#### TASK STATEMENT:
What is needed is an exact transcription of every entry below.

#### DATA PROVIDED:

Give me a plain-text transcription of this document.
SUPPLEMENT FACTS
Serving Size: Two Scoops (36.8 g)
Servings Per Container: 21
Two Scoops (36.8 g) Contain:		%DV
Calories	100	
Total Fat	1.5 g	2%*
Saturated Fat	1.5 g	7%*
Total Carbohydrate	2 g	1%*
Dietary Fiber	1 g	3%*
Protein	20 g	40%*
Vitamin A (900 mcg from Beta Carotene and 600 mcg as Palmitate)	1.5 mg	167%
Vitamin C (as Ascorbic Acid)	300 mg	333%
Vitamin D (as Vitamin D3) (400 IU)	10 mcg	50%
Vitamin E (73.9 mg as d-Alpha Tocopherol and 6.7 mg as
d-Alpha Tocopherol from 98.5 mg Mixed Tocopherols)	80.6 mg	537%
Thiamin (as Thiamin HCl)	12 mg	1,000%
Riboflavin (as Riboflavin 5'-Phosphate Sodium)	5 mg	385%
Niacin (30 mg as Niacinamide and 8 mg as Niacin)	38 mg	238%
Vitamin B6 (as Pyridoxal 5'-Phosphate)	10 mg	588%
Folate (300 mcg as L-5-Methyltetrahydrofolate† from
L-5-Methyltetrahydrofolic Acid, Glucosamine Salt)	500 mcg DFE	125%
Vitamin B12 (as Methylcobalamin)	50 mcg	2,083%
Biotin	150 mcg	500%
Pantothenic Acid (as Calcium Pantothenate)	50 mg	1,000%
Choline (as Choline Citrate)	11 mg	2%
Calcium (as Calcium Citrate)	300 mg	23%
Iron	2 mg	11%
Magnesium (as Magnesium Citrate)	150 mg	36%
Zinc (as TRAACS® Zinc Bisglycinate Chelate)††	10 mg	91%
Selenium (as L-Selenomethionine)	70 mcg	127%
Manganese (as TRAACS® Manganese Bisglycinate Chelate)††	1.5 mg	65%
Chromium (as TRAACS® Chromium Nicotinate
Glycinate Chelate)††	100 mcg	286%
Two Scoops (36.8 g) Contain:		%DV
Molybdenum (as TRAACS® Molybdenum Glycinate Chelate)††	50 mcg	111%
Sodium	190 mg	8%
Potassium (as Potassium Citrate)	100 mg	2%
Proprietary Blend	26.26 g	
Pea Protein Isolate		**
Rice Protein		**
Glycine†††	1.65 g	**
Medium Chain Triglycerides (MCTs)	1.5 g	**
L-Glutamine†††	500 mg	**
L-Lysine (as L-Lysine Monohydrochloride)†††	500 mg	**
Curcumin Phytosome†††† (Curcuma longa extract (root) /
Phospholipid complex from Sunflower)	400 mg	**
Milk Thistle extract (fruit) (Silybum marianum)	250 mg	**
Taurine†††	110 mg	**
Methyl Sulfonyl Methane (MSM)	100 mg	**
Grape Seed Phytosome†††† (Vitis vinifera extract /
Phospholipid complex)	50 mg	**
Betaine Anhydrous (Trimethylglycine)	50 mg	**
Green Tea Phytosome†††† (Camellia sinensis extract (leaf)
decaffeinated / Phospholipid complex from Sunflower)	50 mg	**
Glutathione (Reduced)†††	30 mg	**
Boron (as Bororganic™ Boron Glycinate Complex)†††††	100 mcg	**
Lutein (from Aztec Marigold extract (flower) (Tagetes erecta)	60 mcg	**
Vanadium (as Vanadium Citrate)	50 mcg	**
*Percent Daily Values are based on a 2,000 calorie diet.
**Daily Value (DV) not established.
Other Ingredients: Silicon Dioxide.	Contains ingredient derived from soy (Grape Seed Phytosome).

#### ANSWER BOX:
Give me a plain-text transcription of this document.
SUPPLEMENT FACTS
Serving Size: Two Scoops (36.8 g)
Servings Per Container: 21
Two Scoops (36.8 g) Contain:		%DV
Calories	100	
Total Fat	1.5 g	2%*
Saturated Fat	1.5 g	7%*
Total Carbohydrate	2 g	1%*
Dietary Fiber	1 g	3%*
Protein	20 g	40%*
Vitamin A (900 mcg from Beta Carotene and 600 mcg as Palmitate)	1.5 mg	167%
Vitamin C (as Ascorbic Acid)	300 mg	333%
Vitamin D (as Vitamin D3) (400 IU)	10 mcg	50%
Vitamin E (73.9 mg as d-Alpha Tocopherol and 6.7 mg as
d-Alpha Tocopherol from 98.5 mg Mixed Tocopherols)	80.6 mg	537%
Thiamin (as Thiamin HCl)	12 mg	1,000%
Riboflavin (as Riboflavin 5'-Phosphate Sodium)	5 mg	385%
Niacin (30 mg as Niacinamide and 8 mg as Niacin)	38 mg	238%
Vitamin B6 (as Pyridoxal 5'-Phosphate)	10 mg	588%
Folate (300 mcg as L-5-Methyltetrahydrofolate† from
L-5-Methyltetrahydrofolic Acid, Glucosamine Salt)	500 mcg DFE	125%
Vitamin B12 (as Methylcobalamin)	50 mcg	2,083%
Biotin	150 mcg	500%
Pantothenic Acid (as Calcium Pantothenate)	50 mg	1,000%
Choline (as Choline Citrate)	11 mg	2%
Calcium (as Calcium Citrate)	300 mg	23%
Iron	2 mg	11%
Magnesium (as Magnesium Citrate)	150 mg	36%
Zinc (as TRAACS® Zinc Bisglycinate Chelate)††	10 mg	91%
Selenium (as L-Selenomethionine)	70 mcg	127%
Manganese (as TRAACS® Manganese Bisglycinate Chelate)††	1.5 mg	65%
Chromium (as TRAACS® Chromium Nicotinate
Glycinate Chelate)††	100 mcg	286%
Two Scoops (36.8 g) Contain:		%DV
Molybdenum (as TRAACS® Molybdenum Glycinate Chelate)††	50 mcg	111%
Sodium	190 mg	8%
Potassium (as Potassium Citrate)	100 mg	2%
Proprietary Blend	26.26 g	
Pea Protein Isolate		**
Rice Protein		**
Glycine†††	1.65 g	**
Medium Chain Triglycerides (MCTs)	1.5 g	**
L-Glutamine†††	500 mg	**
L-Lysine (as L-Lysine Monohydrochloride)†††	500 mg	**
Curcumin Phytosome†††† (Curcuma longa extract (root) /
Phospholipid complex from Sunflower)	400 mg	**
Milk Thistle extract (fruit) (Silybum marianum)	250 mg	**
Taurine†††	110 mg	**
Methyl Sulfonyl Methane (MSM)	100 mg	**
Grape Seed Phytosome†††† (Vitis vinifera extract /
Phospholipid complex)	50 mg	**
Betaine Anhydrous (Trimethylglycine)	50 mg	**
Green Tea Phytosome†††† (Camellia sinensis extract (leaf)
decaffeinated / Phospholipid complex from Sunflower)	50 mg	**
Glutathione (Reduced)†††	30 mg	**
Boron (as Bororganic™ Boron Glycinate Complex)†††††	100 mcg	**
Lutein (from Aztec Marigold extract (flower) (Tagetes erecta)	60 mcg	**
Vanadium (as Vanadium Citrate)	50 mcg	**
*Percent Daily Values are based on a 2,000 calorie diet.
**Daily Value (DV) not established.
Other Ingredients: Silicon Dioxide.	Contains ingredient derived from soy (Grape Seed Phytosome).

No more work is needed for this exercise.